* **Избранный отрывок**

ПАМЯТИ П.Д. БОБОРЫКИНА

  
   В лице только что скончавшегося П.Д.Боборыкина исчезла видная фигура, вносившая оживление во всякую среду, в которой она вращалась; исчез европеец не только по манерам, привычкам, образованности и близкому знакомству с заграничной жизнью, на которую он смотрел без рабского перед нею восхищения, но европеец в лучшем смысле слова, служивший всю жизнь высшим идеалам общечеловеческой культуры, без национальной, племенной и религиозной исключительности.
   Король Лир называет себя "королем от головы до ног". Боборыкин мог бы с полным правом сказать про себя, что он "литератор с головы до ног" - от молодых ногтей до последних лет жизни, когда к его имени неизменно стал присоединяться эпитет "маститый". На могиле его в Ментоне, вдали от родины, которую он знал и любил, следует написать одно слово - "Литератор", так как он был у нас один из немногих писателей, который, несмотря на житейские испытания, умел отвоевать себе полную независимость от всякого служебного заработка. Пред ним - чрезвычайно одаренным лингвистом, с широкими естественнонаучными и медицинскими знаниями, с богатым знакомством с движением человеческой мысли в различных областях, с отзывчивостью на правовые и общественные вопросы - могли быть открыты разнообразные пути живой и выдающейся деятельности. Но он пошел туда, "куда звал голос сокровенный", избрав бесповоротно и неуклонно тернистую стезю служения родной литературе. Отважно принятое им на себя в свои молодые годы издательство и редакторство "Библиотеки для чтения" подорвало то материальное обеспечение, с которым он вступил в жизнь. В 60-х годах этот журнал, после ловкого редакторства Сенковского, которого безуспешно заменили Дружинин и Писемский, был совершенно заслонен "Отечественными Записками" и "Современником" и стал неудержимо падать, разорив Боборыкина и обременив его на многие годы крупными долгами, требовавшими от него особого напряжения трудовой силы. И все-таки он остался верен литературе - ей одной. Отсюда, в значительной степени, его особенная писательская плодовитость, вызывавшая иногда иронические отзывы хозяев периодических изданий ("Опять набоборыкал роман", - ворчал по его адресу Салтыков), что не мешало им нередко спешить купить его новое произведение, так сказать, "на корню". Однако то, что в творчестве своем он не мог свободно располагать своим временем и смотреть на него, обеспечив себя другими постоянными занятиями, лишь как на отхожий промысел, не отражалось на свойствах его таланта.

* **Исходные данные**
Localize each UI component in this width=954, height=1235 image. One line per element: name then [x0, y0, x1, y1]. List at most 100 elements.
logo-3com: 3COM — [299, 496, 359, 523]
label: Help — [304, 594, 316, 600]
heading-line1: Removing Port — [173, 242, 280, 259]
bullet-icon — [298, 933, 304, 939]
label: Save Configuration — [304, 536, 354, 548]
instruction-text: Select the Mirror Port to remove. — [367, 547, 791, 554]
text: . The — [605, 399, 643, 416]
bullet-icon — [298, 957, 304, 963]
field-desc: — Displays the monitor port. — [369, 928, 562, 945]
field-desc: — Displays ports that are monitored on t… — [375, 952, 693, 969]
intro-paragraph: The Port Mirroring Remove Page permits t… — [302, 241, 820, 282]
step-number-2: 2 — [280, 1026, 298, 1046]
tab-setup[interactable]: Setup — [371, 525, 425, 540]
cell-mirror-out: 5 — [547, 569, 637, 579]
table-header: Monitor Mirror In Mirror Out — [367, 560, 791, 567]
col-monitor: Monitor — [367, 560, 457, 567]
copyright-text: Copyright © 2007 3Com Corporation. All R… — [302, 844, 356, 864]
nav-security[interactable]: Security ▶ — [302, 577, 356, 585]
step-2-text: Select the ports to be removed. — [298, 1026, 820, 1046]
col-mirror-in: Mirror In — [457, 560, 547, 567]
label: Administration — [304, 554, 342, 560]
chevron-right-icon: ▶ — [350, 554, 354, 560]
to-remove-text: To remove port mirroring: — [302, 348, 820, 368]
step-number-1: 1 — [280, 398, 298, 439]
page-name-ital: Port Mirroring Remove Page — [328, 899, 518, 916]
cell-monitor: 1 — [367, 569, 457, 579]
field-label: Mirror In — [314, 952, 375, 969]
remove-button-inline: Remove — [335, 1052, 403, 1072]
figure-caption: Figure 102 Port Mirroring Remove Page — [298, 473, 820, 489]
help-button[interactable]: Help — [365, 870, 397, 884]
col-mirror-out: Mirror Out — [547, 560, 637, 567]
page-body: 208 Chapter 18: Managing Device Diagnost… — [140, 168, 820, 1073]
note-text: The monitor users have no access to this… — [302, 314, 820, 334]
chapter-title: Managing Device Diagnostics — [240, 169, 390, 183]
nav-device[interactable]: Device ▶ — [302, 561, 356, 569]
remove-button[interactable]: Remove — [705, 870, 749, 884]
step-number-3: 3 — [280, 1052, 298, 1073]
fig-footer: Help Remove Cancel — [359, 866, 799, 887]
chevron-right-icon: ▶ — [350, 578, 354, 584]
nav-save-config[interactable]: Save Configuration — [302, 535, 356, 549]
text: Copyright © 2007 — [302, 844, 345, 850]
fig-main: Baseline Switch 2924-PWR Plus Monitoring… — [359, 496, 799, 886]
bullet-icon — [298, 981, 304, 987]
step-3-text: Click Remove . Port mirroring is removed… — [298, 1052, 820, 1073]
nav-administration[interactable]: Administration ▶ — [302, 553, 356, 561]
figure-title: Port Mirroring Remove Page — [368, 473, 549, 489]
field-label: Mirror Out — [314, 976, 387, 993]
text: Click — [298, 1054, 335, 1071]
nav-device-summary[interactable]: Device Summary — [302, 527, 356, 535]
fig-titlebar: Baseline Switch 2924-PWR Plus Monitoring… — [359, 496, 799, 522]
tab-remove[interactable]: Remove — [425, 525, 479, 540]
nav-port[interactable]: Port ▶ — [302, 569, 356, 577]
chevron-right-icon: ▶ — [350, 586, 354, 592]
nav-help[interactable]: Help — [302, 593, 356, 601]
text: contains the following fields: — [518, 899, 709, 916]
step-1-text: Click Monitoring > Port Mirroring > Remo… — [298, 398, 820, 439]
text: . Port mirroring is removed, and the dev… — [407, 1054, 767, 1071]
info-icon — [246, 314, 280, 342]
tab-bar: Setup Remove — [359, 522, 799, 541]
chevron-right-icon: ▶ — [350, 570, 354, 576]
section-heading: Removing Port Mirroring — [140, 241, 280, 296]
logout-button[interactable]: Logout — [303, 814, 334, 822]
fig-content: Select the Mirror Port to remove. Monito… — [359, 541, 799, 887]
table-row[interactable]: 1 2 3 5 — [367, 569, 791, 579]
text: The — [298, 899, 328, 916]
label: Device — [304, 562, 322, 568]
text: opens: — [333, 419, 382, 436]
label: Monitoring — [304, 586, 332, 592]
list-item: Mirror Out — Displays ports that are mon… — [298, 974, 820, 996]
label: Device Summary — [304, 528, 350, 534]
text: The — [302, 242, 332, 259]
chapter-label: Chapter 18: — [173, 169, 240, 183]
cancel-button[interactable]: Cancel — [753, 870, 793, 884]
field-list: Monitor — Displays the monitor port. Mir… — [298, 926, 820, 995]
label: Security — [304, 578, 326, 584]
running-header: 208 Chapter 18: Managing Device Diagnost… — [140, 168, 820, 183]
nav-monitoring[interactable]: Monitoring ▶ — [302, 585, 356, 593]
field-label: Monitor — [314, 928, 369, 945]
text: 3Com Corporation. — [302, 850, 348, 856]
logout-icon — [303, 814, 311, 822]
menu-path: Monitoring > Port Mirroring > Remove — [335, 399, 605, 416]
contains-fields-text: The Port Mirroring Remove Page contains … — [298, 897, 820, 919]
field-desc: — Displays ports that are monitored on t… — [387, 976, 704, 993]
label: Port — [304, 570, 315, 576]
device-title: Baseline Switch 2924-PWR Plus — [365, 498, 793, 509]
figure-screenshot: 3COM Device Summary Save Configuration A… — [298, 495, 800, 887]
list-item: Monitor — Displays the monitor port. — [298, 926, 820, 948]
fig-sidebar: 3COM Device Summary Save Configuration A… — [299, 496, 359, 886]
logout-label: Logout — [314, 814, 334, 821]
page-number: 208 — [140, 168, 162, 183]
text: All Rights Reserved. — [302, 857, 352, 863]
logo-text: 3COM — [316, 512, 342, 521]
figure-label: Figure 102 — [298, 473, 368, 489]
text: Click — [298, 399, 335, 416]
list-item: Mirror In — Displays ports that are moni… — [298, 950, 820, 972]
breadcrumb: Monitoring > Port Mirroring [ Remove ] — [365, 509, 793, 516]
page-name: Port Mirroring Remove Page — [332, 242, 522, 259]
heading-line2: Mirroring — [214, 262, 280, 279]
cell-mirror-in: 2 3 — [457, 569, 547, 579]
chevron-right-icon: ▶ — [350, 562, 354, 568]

* **Задание**
Напишите продолжение очерка памяти П. Д. Боборыкина, начиная сразу после его последнего предложения.

* **Ответ**
   До конца жизни П.Д. стоял на своем посту наблюдателя и изобразителя сменявшихся общественных настроений, что требовало особой зоркости и не допускало промедления, так как надо было закрепить не то, что было, а что есть, не прошлое, а живую действительность настоящего. К этому настоящему он никогда не относился со спокойным созерцанием, без волнения и в некоторых случаях - справедливой тревоги. Это так соответствовало не только его темпераменту, выражавшемуся в быстрых движениях, восклицаниях, горячих спорах, но и в том, что его беседа, когда дело касалось его искренних убеждений или годами сложившихся мнений, отличалась, если можно так выразиться, особенною взрывчатостью. Вдумчивая отзывчивость на злобу дня и ее отражение в жизни требуют большой наблюдательности. И этим качеством Боборыкин обладал в высшей степени. Жизнь общества в данный момент, костюмы, характер разговоров, перемены моды, житейские вкусы, обстановка, обычаи, развлечения и "повадка" представителей тех или других общественных слоев или кружков, внешний уклад жизни русских людей у себя и за границей изображены им с замечательной точностью и подробностями.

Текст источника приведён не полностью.